## START Listed records

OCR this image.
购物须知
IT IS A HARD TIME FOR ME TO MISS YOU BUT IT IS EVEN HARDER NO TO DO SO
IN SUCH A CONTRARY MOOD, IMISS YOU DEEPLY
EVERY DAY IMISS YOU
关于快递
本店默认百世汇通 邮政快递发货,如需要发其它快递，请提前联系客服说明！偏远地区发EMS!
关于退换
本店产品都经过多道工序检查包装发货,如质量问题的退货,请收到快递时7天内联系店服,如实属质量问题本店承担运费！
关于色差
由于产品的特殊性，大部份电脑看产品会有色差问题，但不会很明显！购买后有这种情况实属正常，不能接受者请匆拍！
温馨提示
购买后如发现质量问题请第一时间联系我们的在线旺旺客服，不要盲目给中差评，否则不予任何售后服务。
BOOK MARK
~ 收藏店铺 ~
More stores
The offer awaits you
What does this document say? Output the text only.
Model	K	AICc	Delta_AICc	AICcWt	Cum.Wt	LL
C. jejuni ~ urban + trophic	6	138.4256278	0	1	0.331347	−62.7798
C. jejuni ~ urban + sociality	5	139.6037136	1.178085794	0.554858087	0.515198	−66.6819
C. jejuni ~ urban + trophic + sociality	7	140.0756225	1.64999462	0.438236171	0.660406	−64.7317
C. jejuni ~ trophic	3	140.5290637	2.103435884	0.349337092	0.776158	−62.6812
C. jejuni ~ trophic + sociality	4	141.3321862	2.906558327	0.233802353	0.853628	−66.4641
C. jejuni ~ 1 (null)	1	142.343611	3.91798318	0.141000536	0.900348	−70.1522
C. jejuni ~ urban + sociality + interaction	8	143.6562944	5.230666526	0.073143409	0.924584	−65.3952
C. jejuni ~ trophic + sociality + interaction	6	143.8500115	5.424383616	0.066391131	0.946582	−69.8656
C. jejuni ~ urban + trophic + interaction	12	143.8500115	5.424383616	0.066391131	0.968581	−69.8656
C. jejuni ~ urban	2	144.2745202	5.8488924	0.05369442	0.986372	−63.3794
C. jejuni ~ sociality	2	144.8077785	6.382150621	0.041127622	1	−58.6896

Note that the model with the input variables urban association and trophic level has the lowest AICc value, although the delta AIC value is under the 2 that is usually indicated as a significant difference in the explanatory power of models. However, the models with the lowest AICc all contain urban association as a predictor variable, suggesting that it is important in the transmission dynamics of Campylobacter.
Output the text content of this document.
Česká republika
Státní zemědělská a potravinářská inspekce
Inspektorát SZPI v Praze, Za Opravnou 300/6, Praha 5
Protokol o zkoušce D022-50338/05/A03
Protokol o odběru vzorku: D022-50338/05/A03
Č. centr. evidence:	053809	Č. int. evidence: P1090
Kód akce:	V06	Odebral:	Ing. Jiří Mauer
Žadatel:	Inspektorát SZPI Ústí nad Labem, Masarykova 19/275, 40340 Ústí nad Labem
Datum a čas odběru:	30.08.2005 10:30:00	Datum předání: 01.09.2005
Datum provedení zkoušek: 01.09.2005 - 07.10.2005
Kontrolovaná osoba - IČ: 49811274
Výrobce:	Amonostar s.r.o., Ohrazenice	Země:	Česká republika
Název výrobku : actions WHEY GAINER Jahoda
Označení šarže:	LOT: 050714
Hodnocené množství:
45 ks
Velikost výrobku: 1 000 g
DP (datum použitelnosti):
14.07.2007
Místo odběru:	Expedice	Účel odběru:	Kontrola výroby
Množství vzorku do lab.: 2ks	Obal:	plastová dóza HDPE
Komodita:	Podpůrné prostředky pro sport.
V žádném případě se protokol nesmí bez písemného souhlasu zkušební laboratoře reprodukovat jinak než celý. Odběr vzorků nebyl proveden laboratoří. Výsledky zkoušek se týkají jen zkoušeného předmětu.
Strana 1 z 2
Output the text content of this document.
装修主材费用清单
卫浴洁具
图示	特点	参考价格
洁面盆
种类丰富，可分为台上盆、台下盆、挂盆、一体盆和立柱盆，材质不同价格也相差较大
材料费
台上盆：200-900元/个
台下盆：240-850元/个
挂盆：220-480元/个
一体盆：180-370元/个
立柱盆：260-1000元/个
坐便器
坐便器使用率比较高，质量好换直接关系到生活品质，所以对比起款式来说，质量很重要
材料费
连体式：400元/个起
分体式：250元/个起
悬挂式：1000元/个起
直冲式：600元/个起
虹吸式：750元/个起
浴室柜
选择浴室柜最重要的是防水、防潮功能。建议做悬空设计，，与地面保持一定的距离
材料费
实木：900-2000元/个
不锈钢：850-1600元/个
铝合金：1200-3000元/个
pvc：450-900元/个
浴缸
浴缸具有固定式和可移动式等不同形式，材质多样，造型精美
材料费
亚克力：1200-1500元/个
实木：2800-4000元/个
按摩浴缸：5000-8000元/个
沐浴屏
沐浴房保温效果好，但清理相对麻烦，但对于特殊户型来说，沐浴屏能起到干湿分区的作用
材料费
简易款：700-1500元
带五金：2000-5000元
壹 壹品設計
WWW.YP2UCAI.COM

## END Listed records

■ Instructions for the task ■
Give only the number of lines in the entries above that contain the string "výrobku".

■ Solution to the problem ■
2